* **Requirements**:
Extract and list every line that contains the word "When".

Stored records
╭──

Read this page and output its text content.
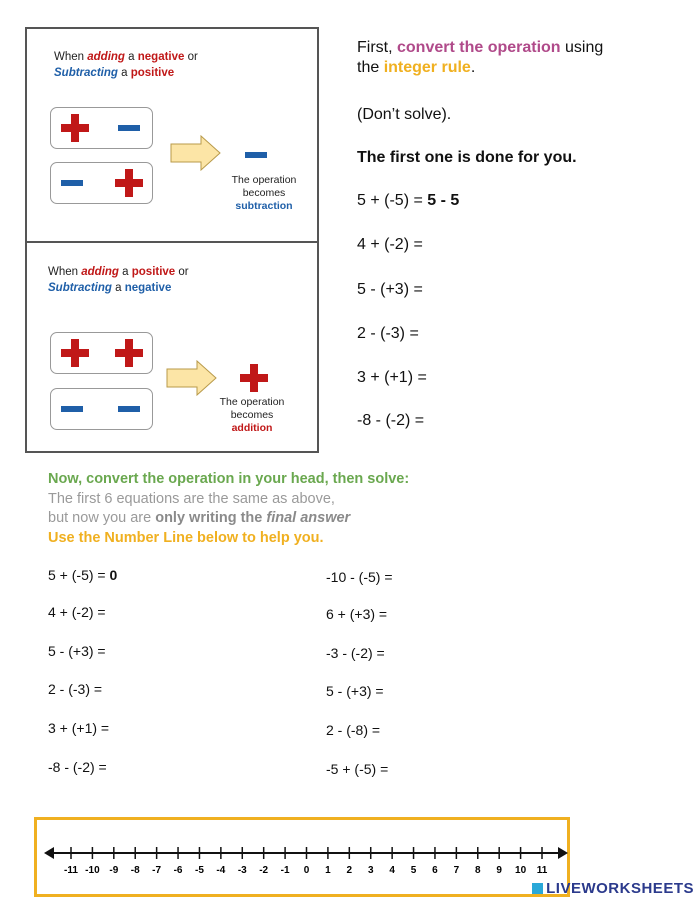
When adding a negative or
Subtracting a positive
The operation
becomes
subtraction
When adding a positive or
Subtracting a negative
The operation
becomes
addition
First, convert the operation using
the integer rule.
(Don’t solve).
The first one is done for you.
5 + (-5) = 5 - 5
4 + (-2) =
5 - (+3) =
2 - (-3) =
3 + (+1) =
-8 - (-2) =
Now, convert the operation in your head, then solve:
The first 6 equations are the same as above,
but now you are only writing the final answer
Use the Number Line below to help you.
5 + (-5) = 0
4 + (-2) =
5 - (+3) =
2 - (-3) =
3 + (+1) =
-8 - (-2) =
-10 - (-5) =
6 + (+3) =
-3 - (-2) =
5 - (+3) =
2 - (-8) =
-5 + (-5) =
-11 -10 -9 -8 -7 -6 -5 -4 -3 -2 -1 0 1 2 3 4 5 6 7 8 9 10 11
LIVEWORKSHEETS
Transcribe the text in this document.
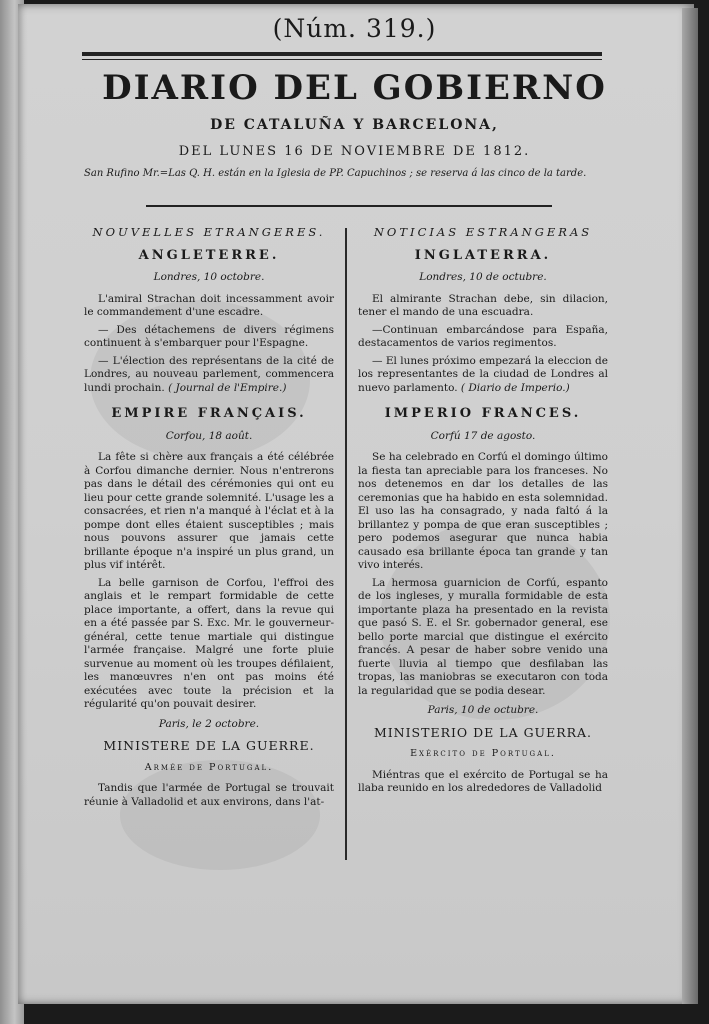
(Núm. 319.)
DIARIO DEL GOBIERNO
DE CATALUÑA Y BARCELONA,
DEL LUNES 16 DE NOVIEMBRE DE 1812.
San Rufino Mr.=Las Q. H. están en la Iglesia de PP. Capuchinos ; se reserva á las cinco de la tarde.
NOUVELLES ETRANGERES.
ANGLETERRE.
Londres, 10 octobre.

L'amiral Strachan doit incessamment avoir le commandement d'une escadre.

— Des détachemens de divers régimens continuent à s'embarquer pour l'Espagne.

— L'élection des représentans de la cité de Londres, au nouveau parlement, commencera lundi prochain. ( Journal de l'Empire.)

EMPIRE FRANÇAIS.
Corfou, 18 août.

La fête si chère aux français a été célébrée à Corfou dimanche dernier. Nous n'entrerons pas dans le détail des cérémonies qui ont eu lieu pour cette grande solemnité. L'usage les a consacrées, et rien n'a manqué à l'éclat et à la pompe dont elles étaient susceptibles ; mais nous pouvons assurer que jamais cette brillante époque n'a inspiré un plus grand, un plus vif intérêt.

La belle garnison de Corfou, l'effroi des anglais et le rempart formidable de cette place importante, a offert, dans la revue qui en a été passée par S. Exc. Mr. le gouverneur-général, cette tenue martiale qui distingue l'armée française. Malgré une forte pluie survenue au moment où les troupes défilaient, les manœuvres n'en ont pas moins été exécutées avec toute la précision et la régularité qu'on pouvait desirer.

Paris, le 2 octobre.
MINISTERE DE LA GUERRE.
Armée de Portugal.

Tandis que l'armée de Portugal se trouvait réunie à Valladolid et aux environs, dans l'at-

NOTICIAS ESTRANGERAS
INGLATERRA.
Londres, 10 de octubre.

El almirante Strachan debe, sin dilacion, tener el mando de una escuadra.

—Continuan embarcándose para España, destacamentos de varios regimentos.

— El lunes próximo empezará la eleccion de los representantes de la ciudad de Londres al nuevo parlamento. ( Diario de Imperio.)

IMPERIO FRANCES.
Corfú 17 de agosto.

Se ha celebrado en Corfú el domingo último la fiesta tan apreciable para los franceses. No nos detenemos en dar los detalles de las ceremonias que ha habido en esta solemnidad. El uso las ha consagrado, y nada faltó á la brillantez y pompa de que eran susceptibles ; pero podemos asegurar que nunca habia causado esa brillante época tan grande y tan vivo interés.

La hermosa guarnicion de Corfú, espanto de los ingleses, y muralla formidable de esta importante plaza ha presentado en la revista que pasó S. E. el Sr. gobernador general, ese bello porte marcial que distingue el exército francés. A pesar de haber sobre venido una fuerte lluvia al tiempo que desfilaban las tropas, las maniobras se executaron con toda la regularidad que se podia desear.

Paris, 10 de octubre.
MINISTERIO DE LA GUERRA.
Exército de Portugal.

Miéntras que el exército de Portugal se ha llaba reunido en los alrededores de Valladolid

╰──

* **In response**:
When adding a negative or
When adding a positive or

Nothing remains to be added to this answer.